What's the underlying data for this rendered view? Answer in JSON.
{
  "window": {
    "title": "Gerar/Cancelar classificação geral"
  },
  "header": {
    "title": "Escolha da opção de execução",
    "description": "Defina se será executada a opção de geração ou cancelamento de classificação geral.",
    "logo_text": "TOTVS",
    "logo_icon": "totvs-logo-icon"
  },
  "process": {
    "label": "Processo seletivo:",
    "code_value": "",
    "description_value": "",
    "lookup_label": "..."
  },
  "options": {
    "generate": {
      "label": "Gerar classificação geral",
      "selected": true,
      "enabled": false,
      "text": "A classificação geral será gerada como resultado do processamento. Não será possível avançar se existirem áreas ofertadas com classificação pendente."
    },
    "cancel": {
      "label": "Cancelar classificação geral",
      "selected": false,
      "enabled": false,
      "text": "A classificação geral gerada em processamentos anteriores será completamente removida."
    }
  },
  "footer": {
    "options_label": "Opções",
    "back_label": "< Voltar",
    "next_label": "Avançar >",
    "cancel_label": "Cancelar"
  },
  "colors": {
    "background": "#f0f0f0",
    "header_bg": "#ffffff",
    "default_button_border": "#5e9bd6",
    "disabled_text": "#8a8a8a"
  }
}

○ ○ ○ ○ ○

▶ [TASK BRIEF] Write every entry out again exactly.

▶ [RESULT OF THIS TASK]
What's the underlying data for this rendered view? Answer in JSON.
{
  "window": {
    "title": "Gerar/Cancelar classificação geral"
  },
  "header": {
    "title": "Escolha da opção de execução",
    "description": "Defina se será executada a opção de geração ou cancelamento de classificação geral.",
    "logo_text": "TOTVS",
    "logo_icon": "totvs-logo-icon"
  },
  "process": {
    "label": "Processo seletivo:",
    "code_value": "",
    "description_value": "",
    "lookup_label": "..."
  },
  "options": {
    "generate": {
      "label": "Gerar classificação geral",
      "selected": true,
      "enabled": false,
      "text": "A classificação geral será gerada como resultado do processamento. Não será possível avançar se existirem áreas ofertadas com classificação pendente."
    },
    "cancel": {
      "label": "Cancelar classificação geral",
      "selected": false,
      "enabled": false,
      "text": "A classificação geral gerada em processamentos anteriores será completamente removida."
    }
  },
  "footer": {
    "options_label": "Opções",
    "back_label": "< Voltar",
    "next_label": "Avançar >",
    "cancel_label": "Cancelar"
  },
  "colors": {
    "background": "#f0f0f0",
    "header_bg": "#ffffff",
    "default_button_border": "#5e9bd6",
    "disabled_text": "#8a8a8a"
  }
}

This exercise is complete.